*Article*
____

On Thursday, April 11th, during a meeting among the senior IRGC intelligence officials, Nasiri and Hossein Taeb, the representative of the Supreme Leader to the IRGC came to blows. The following days, when Nasiri failed to show up for work, it was revealed that he had actually left the country.

General Nasiri was said to have fled with hundreds of classified documents, which could be of great value to the United States, to which Nasiri is said to have defected.

Nasiri could provide valuable information about IRGC deployments in the Middle East, North and East Africa, and Latin America, notably in Venezuela. Even though Secretary of State Pompeo has proclaimed that we will not wage military attacks against the Islamic Republic, Nasiri’s military expertise might enable us to move against secret Iranian bases, capture Iranian agents, and stage limited operations.

I’d like to know a lot more about Nasiri’s relationship with U.S. intelligence. Was this a sudden walk-in? Or had he been supplying us with Iranian secrets for some time? Was his defection planned in advance, or an emergency decision? I have often been told that Western intelligence services have excellent sources at very high levels of the Khamenei regime. Is Nasiri one of them?

____

*Data lines*
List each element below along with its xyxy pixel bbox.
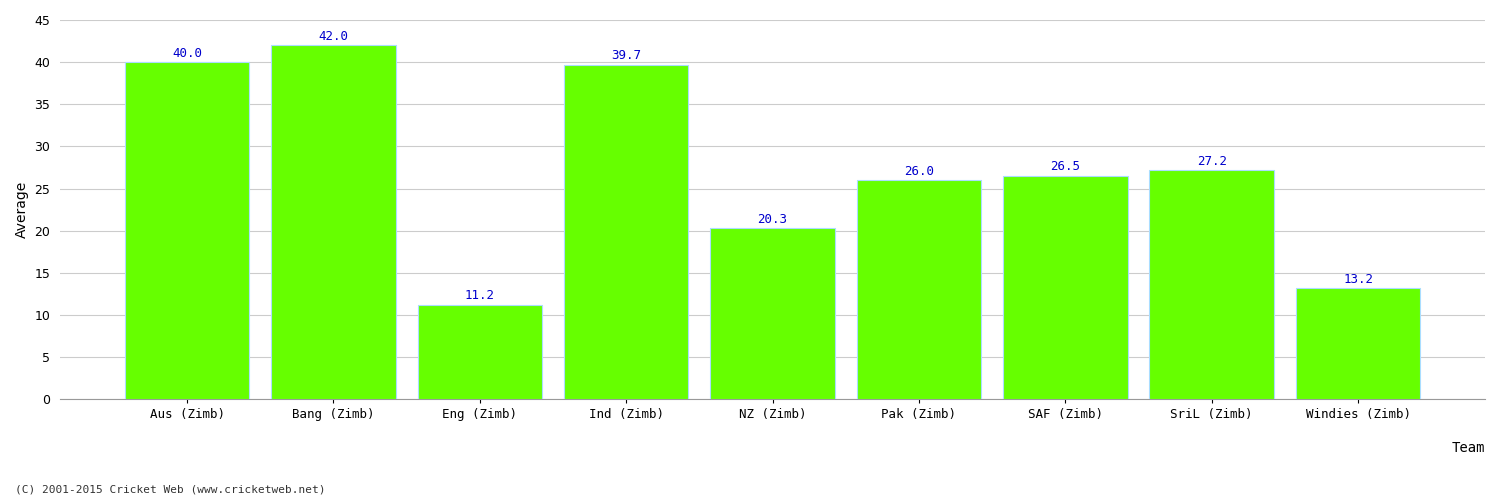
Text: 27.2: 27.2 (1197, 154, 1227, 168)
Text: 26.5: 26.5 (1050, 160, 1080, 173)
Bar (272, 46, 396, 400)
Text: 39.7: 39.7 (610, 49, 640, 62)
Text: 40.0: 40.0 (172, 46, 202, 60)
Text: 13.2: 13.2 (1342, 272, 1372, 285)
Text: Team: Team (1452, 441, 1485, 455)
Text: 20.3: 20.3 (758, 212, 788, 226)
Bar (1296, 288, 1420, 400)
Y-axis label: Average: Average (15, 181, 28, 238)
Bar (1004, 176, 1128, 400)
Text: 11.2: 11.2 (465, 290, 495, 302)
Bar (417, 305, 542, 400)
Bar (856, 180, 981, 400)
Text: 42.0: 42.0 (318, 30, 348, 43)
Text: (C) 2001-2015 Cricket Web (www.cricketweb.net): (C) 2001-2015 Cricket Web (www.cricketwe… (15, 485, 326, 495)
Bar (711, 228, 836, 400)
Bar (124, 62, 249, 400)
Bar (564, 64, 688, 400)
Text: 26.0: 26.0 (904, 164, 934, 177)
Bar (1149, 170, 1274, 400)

____

*Task requirements*
1) Answer these questions from the passage on Nasiri's defection:
(a) On what day and date did Nasiri and Hossein Taeb come to blows?
(b) What is Nasiri said to have fled with?
(c) Which Latin American country is named as a place of IRGC deployments?
2) Turn the paragraph of the passage on Nasiri's defection that begins "Nasiri could provide valuable information" into a short list that keeps its main facts.
3) Carry on the passage on Nasiri's defection from its last sentence.
The data has no connection to the passage on Nasiri's defection.

*Written answers*
1)
(a) Thursday, April 11th.
(b) Hundreds of classified documents.
(c) Venezuela.

2)
- Nasiri could reveal IRGC deployments in the Middle East, North and East Africa, and Latin America, especially Venezuela.
- Secretary of State Pompeo has said the U.S. will not launch military attacks on the Islamic Republic.
- Even so, Nasiri's military expertise might help the U.S. move against secret Iranian bases, capture Iranian agents, and stage limited operations.

3)
Defectors can be exceedingly important, but they can also be used to gull enemies. To this day, as Edward Jay Epstein has written so well, we are still debating whether the late Soviet defector Yuri Ivanovich Nosenko was genuine, or part of a deception mounted by the KGB about the Kennedy assassination. We may never unravel that mystery, nor other similar cases. Matters are made more difficult by the fact that the American intelligence community doesn’t like defectors, in part, paradoxically, because their motives are always suspect. You might be surprised at this, but it makes a certain amount of sense; our spooks wonder if defectors are telling us things we want to hear in order to come here and vanish, not because they have real secrets that will help us. I’ve known several defectors and they all complain bitterly about hostile treatment from CIA and FBI handlers.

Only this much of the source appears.